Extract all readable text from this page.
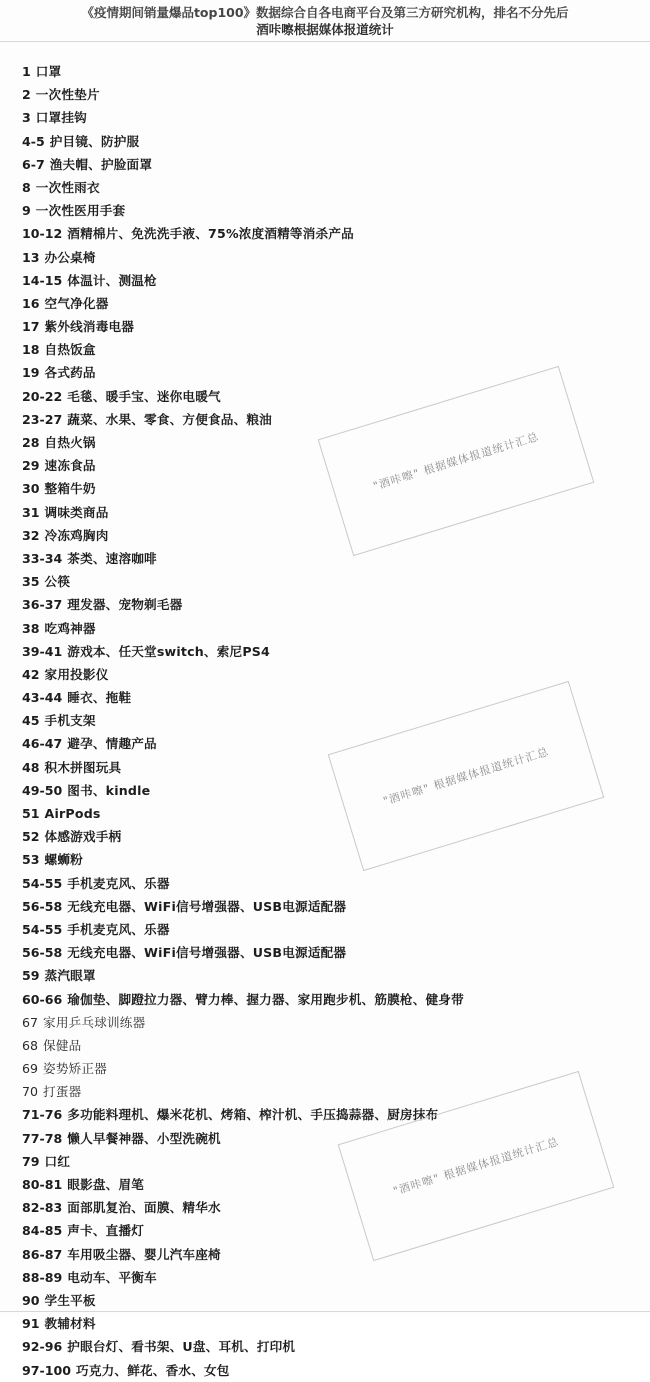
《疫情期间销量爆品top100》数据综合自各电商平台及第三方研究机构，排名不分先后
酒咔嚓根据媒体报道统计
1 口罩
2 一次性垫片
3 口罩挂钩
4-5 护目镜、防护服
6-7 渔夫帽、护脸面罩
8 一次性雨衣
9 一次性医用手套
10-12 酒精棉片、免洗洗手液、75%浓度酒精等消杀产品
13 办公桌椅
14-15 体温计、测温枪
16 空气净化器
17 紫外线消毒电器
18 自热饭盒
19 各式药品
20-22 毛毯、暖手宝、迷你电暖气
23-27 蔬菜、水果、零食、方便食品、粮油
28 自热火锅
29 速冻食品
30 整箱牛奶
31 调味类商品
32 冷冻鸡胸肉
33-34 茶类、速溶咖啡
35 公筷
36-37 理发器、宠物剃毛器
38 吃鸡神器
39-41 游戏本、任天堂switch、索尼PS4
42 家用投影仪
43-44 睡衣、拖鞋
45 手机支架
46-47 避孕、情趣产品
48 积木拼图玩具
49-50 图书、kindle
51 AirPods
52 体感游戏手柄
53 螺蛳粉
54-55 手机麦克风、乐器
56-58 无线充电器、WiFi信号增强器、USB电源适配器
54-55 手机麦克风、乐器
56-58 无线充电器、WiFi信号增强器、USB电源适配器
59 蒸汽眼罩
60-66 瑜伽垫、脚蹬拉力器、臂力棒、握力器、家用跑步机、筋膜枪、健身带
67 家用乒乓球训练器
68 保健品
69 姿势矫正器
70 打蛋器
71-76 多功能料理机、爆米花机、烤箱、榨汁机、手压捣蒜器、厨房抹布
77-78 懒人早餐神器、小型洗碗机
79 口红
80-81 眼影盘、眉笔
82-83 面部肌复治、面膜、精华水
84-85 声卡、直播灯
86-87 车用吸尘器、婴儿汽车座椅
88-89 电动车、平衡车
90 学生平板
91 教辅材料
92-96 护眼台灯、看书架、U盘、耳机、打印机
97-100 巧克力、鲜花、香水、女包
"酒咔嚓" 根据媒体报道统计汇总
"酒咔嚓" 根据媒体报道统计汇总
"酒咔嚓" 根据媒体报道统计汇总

==

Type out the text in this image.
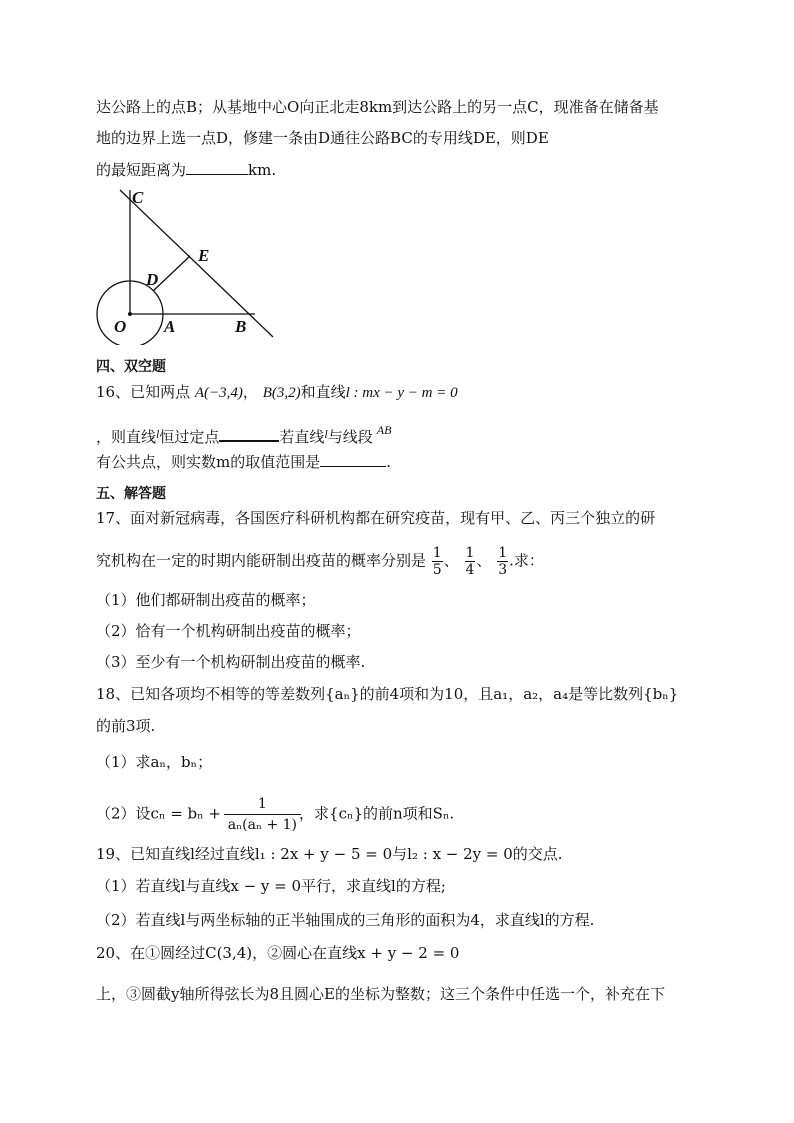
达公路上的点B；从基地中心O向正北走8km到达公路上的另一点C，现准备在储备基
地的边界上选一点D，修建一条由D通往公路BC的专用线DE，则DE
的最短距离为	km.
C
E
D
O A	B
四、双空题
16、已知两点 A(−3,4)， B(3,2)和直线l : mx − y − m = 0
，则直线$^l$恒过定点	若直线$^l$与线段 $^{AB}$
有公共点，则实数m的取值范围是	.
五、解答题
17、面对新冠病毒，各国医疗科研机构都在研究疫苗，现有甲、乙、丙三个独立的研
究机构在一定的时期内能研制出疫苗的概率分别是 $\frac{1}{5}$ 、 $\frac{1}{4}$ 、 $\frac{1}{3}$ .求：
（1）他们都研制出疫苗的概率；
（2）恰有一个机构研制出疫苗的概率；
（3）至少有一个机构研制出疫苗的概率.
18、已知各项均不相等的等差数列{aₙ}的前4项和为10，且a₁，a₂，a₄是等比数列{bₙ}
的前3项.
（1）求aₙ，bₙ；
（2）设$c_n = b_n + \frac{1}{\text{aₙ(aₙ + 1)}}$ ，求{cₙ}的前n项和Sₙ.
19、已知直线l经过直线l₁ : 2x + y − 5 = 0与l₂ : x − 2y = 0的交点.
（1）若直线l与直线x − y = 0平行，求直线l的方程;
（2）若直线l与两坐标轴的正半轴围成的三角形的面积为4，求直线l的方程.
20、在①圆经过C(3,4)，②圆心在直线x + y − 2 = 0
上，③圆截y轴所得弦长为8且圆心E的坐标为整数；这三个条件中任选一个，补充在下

--

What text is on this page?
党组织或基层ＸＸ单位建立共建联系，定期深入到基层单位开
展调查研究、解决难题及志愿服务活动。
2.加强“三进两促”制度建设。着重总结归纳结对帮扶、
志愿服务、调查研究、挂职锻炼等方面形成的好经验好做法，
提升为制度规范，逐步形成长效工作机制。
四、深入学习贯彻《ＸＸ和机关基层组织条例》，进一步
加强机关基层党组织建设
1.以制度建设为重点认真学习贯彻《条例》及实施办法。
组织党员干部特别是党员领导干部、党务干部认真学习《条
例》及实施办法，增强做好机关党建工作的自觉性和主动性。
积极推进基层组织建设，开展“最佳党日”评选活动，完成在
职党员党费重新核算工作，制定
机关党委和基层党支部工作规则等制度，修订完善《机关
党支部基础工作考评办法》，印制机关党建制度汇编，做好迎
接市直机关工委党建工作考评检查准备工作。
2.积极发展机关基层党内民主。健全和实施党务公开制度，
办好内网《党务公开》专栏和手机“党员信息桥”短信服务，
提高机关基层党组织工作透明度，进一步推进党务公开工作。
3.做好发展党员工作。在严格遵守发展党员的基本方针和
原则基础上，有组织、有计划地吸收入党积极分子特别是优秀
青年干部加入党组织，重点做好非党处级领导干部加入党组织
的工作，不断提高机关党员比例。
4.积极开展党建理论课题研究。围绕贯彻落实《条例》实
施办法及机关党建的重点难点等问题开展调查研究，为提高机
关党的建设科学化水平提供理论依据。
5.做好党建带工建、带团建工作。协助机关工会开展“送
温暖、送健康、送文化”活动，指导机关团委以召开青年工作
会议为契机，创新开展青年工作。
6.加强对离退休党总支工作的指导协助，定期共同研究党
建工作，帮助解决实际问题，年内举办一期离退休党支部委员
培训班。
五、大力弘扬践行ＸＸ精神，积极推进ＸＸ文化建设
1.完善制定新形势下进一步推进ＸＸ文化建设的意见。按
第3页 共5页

### Exercise requirements
Copy each line in the data that holds the word "及实施办法".

### Task result
1.以制度建设为重点认真学习贯彻《条例》及实施办法。
例》及实施办法，增强做好机关党建工作的自觉性和主动性。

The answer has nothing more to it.